(Region and label listings)
▼

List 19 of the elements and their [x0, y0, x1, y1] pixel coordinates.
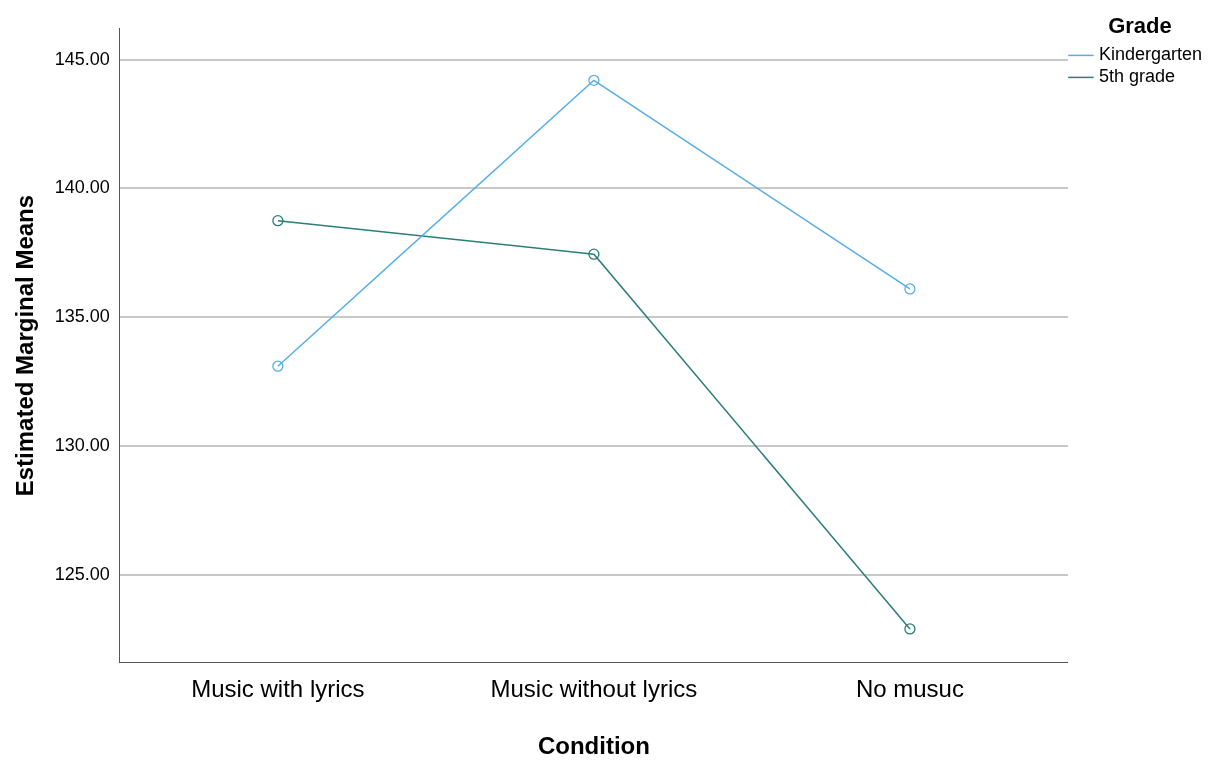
x-tick-label: No musuc [855, 675, 964, 703]
x-tick-label: Music with lyrics [191, 675, 365, 703]
point [904, 283, 916, 295]
point [588, 74, 600, 86]
y-tick-label: 135.00 [54, 306, 110, 327]
x-tick-label: Music without lyrics [490, 675, 698, 703]
legend-title: Grade [1108, 13, 1172, 39]
point [904, 623, 916, 635]
y-tick-label: 145.00 [54, 48, 110, 69]
y-tick-label: 140.00 [54, 177, 110, 198]
point [272, 215, 284, 227]
legend-label: Kindergarten [1098, 44, 1203, 65]
y-tick-label: 130.00 [54, 435, 110, 456]
point [272, 360, 284, 372]
point [588, 248, 600, 260]
y-axis-title: Estimated Marginal Means [11, 194, 39, 497]
x-axis-title: Condition [537, 732, 650, 760]
y-tick-label: 125.00 [54, 563, 110, 584]
legend-label: 5th grade [1098, 66, 1175, 87]
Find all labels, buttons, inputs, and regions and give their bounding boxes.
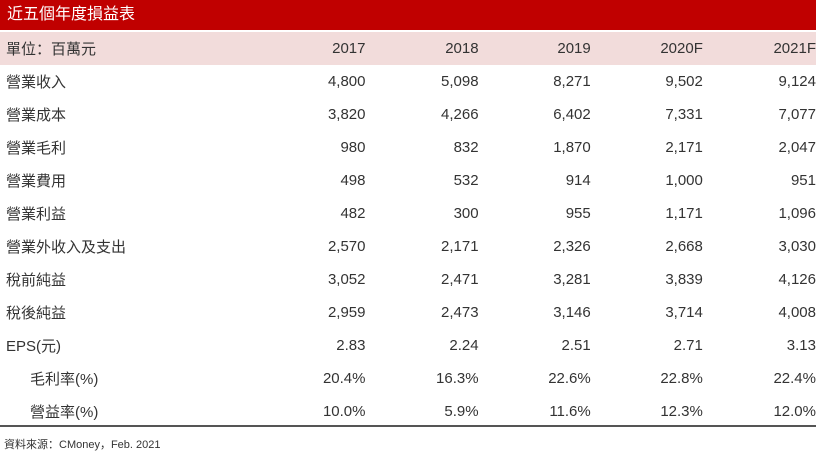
cell-value: 3,146 <box>553 304 591 321</box>
cell-value: 2,326 <box>553 238 591 255</box>
cell-value: 22.6% <box>548 370 591 387</box>
cell-value: 2,171 <box>665 139 703 156</box>
cell-value: 5.9% <box>444 403 479 420</box>
table-row: 營益率(%) 10.0% 5.9% 11.6% 12.3% 12.0% <box>0 395 816 428</box>
cell-value: 3,714 <box>665 304 703 321</box>
cell-value: 3,052 <box>327 271 366 288</box>
cell-value: 2,570 <box>327 238 366 255</box>
cell-value: 9,502 <box>665 73 703 90</box>
cell-value: 16.3% <box>436 370 479 387</box>
cell-value: 7,331 <box>665 106 703 123</box>
cell-value: 2,171 <box>441 238 479 255</box>
cell-value: 482 <box>340 205 366 222</box>
table-row: 營業費用 498 532 914 1,000 951 <box>0 164 816 197</box>
cell-value: 9,124 <box>778 73 816 90</box>
cell-value: 951 <box>790 172 816 189</box>
row-label: 毛利率(%) <box>30 371 99 388</box>
cell-value: 7,077 <box>778 106 816 123</box>
row-label: EPS(元) <box>6 338 62 355</box>
cell-value: 4,800 <box>327 73 366 90</box>
cell-value: 3,281 <box>553 271 591 288</box>
cell-value: 914 <box>565 172 591 189</box>
table-body: 營業收入 4,800 5,098 8,271 9,502 9,124 營業成本 3,820 4,… <box>0 65 816 428</box>
cell-value: 498 <box>340 172 366 189</box>
source-note: 資料來源：CMoney，Feb. 2021 <box>4 439 161 451</box>
cell-value: 2,668 <box>665 238 703 255</box>
cell-value: 980 <box>340 139 366 156</box>
row-label: 稅後純益 <box>6 305 67 322</box>
bottom-rule <box>0 425 816 427</box>
year-header: 2018 <box>445 40 479 57</box>
cell-value: 22.4% <box>773 370 816 387</box>
cell-value: 3,839 <box>665 271 703 288</box>
cell-value: 300 <box>453 205 479 222</box>
row-label: 營業毛利 <box>6 140 67 157</box>
cell-value: 832 <box>453 139 479 156</box>
cell-value: 2,471 <box>441 271 479 288</box>
cell-value: 8,271 <box>553 73 591 90</box>
cell-value: 3,820 <box>327 106 366 123</box>
cell-value: 3,030 <box>778 238 816 255</box>
year-header: 2020F <box>660 40 703 57</box>
table-row: 毛利率(%) 20.4% 16.3% 22.6% 22.8% 22.4% <box>0 362 816 395</box>
row-label: 營業成本 <box>6 107 67 124</box>
cell-value: 955 <box>565 205 591 222</box>
row-label: 營業外收入及支出 <box>6 239 127 256</box>
table-row: 稅後純益 2,959 2,473 3,146 3,714 4,008 <box>0 296 816 329</box>
cell-value: 4,126 <box>778 271 816 288</box>
cell-value: 4,008 <box>778 304 816 321</box>
cell-value: 2.51 <box>561 337 591 354</box>
year-header: 2017 <box>332 40 366 57</box>
cell-value: 1,000 <box>665 172 703 189</box>
cell-value: 5,098 <box>441 73 479 90</box>
cell-value: 1,171 <box>665 205 703 222</box>
cell-value: 3.13 <box>786 337 816 354</box>
table-row: 稅前純益 3,052 2,471 3,281 3,839 4,126 <box>0 263 816 296</box>
table-row: 營業收入 4,800 5,098 8,271 9,502 9,124 <box>0 65 816 98</box>
table-row: 營業成本 3,820 4,266 6,402 7,331 7,077 <box>0 98 816 131</box>
cell-value: 10.0% <box>322 403 366 420</box>
cell-value: 2.83 <box>336 337 366 354</box>
year-header: 2021F <box>773 40 816 57</box>
cell-value: 4,266 <box>441 106 479 123</box>
year-header: 2019 <box>557 40 591 57</box>
cell-value: 11.6% <box>549 403 591 420</box>
cell-value: 1,870 <box>553 139 591 156</box>
cell-value: 12.0% <box>773 403 816 420</box>
row-label: 稅前純益 <box>6 272 67 289</box>
table-row: 營業利益 482 300 955 1,171 1,096 <box>0 197 816 230</box>
cell-value: 2,473 <box>441 304 479 321</box>
income-table: 單位：百萬元 2017 2018 2019 2020F 2021F 營業收入 4,… <box>0 32 816 428</box>
cell-value: 2.71 <box>673 337 703 354</box>
cell-value: 20.4% <box>322 370 366 387</box>
row-label: 營益率(%) <box>30 404 99 421</box>
cell-value: 6,402 <box>553 106 591 123</box>
cell-value: 2.24 <box>449 337 479 354</box>
cell-value: 22.8% <box>660 370 703 387</box>
row-label: 營業費用 <box>6 173 67 190</box>
table-row: 營業毛利 980 832 1,870 2,171 2,047 <box>0 131 816 164</box>
table-title: 近五個年度損益表 <box>0 0 816 30</box>
cell-value: 532 <box>453 172 479 189</box>
row-label: 營業利益 <box>6 206 67 223</box>
header-row: 單位：百萬元 2017 2018 2019 2020F 2021F <box>0 32 816 65</box>
cell-value: 12.3% <box>660 403 703 420</box>
table-row: EPS(元) 2.83 2.24 2.51 2.71 3.13 <box>0 329 816 362</box>
unit-label: 單位：百萬元 <box>6 41 97 58</box>
cell-value: 1,096 <box>778 205 816 222</box>
cell-value: 2,959 <box>327 304 366 321</box>
row-label: 營業收入 <box>6 74 67 91</box>
cell-value: 2,047 <box>778 139 816 156</box>
table-row: 營業外收入及支出 2,570 2,171 2,326 2,668 3,030 <box>0 230 816 263</box>
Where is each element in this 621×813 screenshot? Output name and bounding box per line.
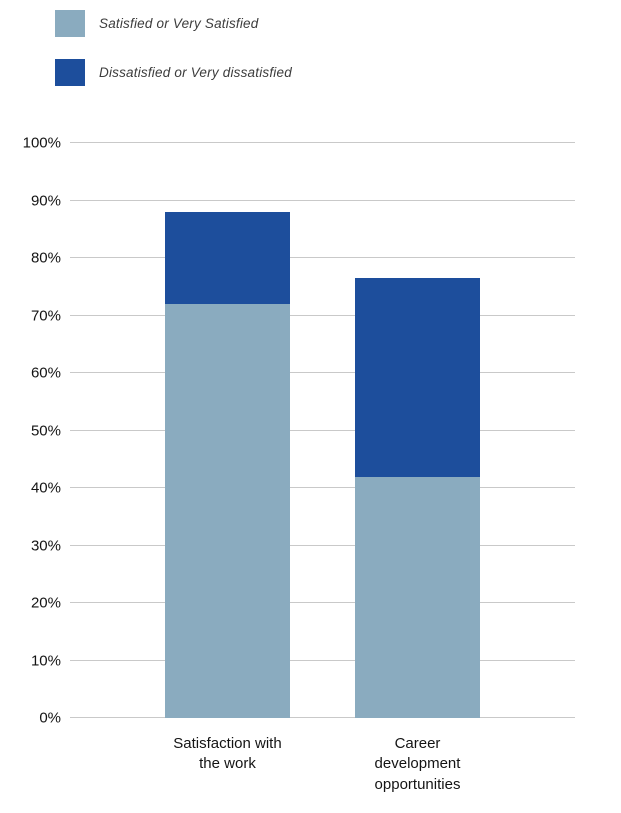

▲

*Given task:* Rewrite the records from their start through the line containing "Find all labels, buttons, inputs, and", changing every "point" to "marker" and keeping everything else the same. Leave the pictures out.

*Worked answer:*
List 19 of the elements and their [x0, y0, x1, y1] pixel coordinates.
x-tick-label: No musuc [855, 675, 964, 703]
x-tick-label: Music with lyrics [191, 675, 365, 703]
marker [904, 283, 916, 295]
marker [588, 74, 600, 86]
y-tick-label: 135.00 [54, 306, 110, 327]
x-tick-label: Music without lyrics [490, 675, 698, 703]
legend-title: Grade [1108, 13, 1172, 39]
marker [904, 623, 916, 635]
y-tick-label: 145.00 [54, 48, 110, 69]
y-tick-label: 140.00 [54, 177, 110, 198]
marker [272, 215, 284, 227]
legend-label: Kindergarten [1098, 44, 1203, 65]
y-tick-label: 130.00 [54, 435, 110, 456]
marker [272, 360, 284, 372]
marker [588, 248, 600, 260]
y-axis-title: Estimated Marginal Means [11, 194, 39, 497]
x-axis-title: Condition [537, 732, 650, 760]
y-tick-label: 125.00 [54, 563, 110, 584]
legend-label: 5th grade [1098, 66, 1175, 87]
Find all labels, buttons, inputs, and regions and give their bounding boxes.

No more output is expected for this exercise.